■ Available records

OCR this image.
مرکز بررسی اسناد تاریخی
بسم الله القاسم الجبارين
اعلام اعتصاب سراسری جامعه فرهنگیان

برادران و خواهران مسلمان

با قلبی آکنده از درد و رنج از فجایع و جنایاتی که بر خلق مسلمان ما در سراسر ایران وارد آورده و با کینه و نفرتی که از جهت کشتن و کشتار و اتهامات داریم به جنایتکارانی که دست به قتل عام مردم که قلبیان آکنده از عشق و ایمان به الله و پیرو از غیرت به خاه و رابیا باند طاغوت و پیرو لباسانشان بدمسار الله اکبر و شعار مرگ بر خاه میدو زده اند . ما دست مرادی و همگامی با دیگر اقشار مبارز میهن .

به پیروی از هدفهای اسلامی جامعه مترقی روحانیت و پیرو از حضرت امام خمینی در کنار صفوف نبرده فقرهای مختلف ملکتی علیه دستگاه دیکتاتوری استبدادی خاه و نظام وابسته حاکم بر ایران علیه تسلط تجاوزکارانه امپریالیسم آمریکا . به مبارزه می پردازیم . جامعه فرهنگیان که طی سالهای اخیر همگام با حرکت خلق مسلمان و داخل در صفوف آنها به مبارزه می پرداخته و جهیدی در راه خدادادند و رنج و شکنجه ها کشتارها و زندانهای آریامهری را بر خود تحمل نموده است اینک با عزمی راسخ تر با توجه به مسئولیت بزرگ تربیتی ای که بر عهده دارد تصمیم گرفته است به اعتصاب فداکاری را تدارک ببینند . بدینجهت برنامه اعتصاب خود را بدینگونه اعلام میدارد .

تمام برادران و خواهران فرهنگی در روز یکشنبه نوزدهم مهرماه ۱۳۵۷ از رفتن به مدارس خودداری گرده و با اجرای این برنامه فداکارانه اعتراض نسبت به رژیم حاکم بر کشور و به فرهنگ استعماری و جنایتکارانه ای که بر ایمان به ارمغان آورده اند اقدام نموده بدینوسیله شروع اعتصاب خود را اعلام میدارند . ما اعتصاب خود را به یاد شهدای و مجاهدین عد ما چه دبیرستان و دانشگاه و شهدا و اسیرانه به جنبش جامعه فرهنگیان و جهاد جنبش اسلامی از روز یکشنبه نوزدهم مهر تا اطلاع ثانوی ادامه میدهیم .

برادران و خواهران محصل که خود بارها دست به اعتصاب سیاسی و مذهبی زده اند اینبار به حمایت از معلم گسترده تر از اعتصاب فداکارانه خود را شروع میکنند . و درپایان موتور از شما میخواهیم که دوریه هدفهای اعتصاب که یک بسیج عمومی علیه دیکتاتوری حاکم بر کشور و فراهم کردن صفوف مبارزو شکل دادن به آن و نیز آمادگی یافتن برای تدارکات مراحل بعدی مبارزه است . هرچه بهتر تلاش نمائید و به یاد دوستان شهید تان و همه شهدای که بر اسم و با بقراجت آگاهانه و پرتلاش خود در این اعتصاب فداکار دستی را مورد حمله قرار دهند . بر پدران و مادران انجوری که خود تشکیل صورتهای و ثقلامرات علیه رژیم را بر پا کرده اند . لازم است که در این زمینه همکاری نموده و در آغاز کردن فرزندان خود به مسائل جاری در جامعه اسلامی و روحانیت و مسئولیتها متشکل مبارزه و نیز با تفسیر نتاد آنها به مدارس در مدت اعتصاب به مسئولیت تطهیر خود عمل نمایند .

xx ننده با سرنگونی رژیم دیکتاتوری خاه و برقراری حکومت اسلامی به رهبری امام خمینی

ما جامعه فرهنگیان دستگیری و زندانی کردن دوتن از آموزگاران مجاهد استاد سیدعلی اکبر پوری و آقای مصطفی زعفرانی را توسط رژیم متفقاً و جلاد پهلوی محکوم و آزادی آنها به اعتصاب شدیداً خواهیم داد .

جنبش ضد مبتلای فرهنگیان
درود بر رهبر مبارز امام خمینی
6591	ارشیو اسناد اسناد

■ Written task
Copy out all of the records above with nothing altered.

■ Solution
OCR this image.
مرکز بررسی اسناد تاریخی
بسم الله القاسم الجبارين
اعلام اعتصاب سراسری جامعه فرهنگیان

برادران و خواهران مسلمان

با قلبی آکنده از درد و رنج از فجایع و جنایاتی که بر خلق مسلمان ما در سراسر ایران وارد آورده و با کینه و نفرتی که از جهت کشتن و کشتار و اتهامات داریم به جنایتکارانی که دست به قتل عام مردم که قلبیان آکنده از عشق و ایمان به الله و پیرو از غیرت به خاه و رابیا باند طاغوت و پیرو لباسانشان بدمسار الله اکبر و شعار مرگ بر خاه میدو زده اند . ما دست مرادی و همگامی با دیگر اقشار مبارز میهن .

به پیروی از هدفهای اسلامی جامعه مترقی روحانیت و پیرو از حضرت امام خمینی در کنار صفوف نبرده فقرهای مختلف ملکتی علیه دستگاه دیکتاتوری استبدادی خاه و نظام وابسته حاکم بر ایران علیه تسلط تجاوزکارانه امپریالیسم آمریکا . به مبارزه می پردازیم . جامعه فرهنگیان که طی سالهای اخیر همگام با حرکت خلق مسلمان و داخل در صفوف آنها به مبارزه می پرداخته و جهیدی در راه خدادادند و رنج و شکنجه ها کشتارها و زندانهای آریامهری را بر خود تحمل نموده است اینک با عزمی راسخ تر با توجه به مسئولیت بزرگ تربیتی ای که بر عهده دارد تصمیم گرفته است به اعتصاب فداکاری را تدارک ببینند . بدینجهت برنامه اعتصاب خود را بدینگونه اعلام میدارد .

تمام برادران و خواهران فرهنگی در روز یکشنبه نوزدهم مهرماه ۱۳۵۷ از رفتن به مدارس خودداری گرده و با اجرای این برنامه فداکارانه اعتراض نسبت به رژیم حاکم بر کشور و به فرهنگ استعماری و جنایتکارانه ای که بر ایمان به ارمغان آورده اند اقدام نموده بدینوسیله شروع اعتصاب خود را اعلام میدارند . ما اعتصاب خود را به یاد شهدای و مجاهدین عد ما چه دبیرستان و دانشگاه و شهدا و اسیرانه به جنبش جامعه فرهنگیان و جهاد جنبش اسلامی از روز یکشنبه نوزدهم مهر تا اطلاع ثانوی ادامه میدهیم .

برادران و خواهران محصل که خود بارها دست به اعتصاب سیاسی و مذهبی زده اند اینبار به حمایت از معلم گسترده تر از اعتصاب فداکارانه خود را شروع میکنند . و درپایان موتور از شما میخواهیم که دوریه هدفهای اعتصاب که یک بسیج عمومی علیه دیکتاتوری حاکم بر کشور و فراهم کردن صفوف مبارزو شکل دادن به آن و نیز آمادگی یافتن برای تدارکات مراحل بعدی مبارزه است . هرچه بهتر تلاش نمائید و به یاد دوستان شهید تان و همه شهدای که بر اسم و با بقراجت آگاهانه و پرتلاش خود در این اعتصاب فداکار دستی را مورد حمله قرار دهند . بر پدران و مادران انجوری که خود تشکیل صورتهای و ثقلامرات علیه رژیم را بر پا کرده اند . لازم است که در این زمینه همکاری نموده و در آغاز کردن فرزندان خود به مسائل جاری در جامعه اسلامی و روحانیت و مسئولیتها متشکل مبارزه و نیز با تفسیر نتاد آنها به مدارس در مدت اعتصاب به مسئولیت تطهیر خود عمل نمایند .

xx ننده با سرنگونی رژیم دیکتاتوری خاه و برقراری حکومت اسلامی به رهبری امام خمینی

ما جامعه فرهنگیان دستگیری و زندانی کردن دوتن از آموزگاران مجاهد استاد سیدعلی اکبر پوری و آقای مصطفی زعفرانی را توسط رژیم متفقاً و جلاد پهلوی محکوم و آزادی آنها به اعتصاب شدیداً خواهیم داد .

جنبش ضد مبتلای فرهنگیان
درود بر رهبر مبارز امام خمینی
6591	ارشیو اسناد اسناد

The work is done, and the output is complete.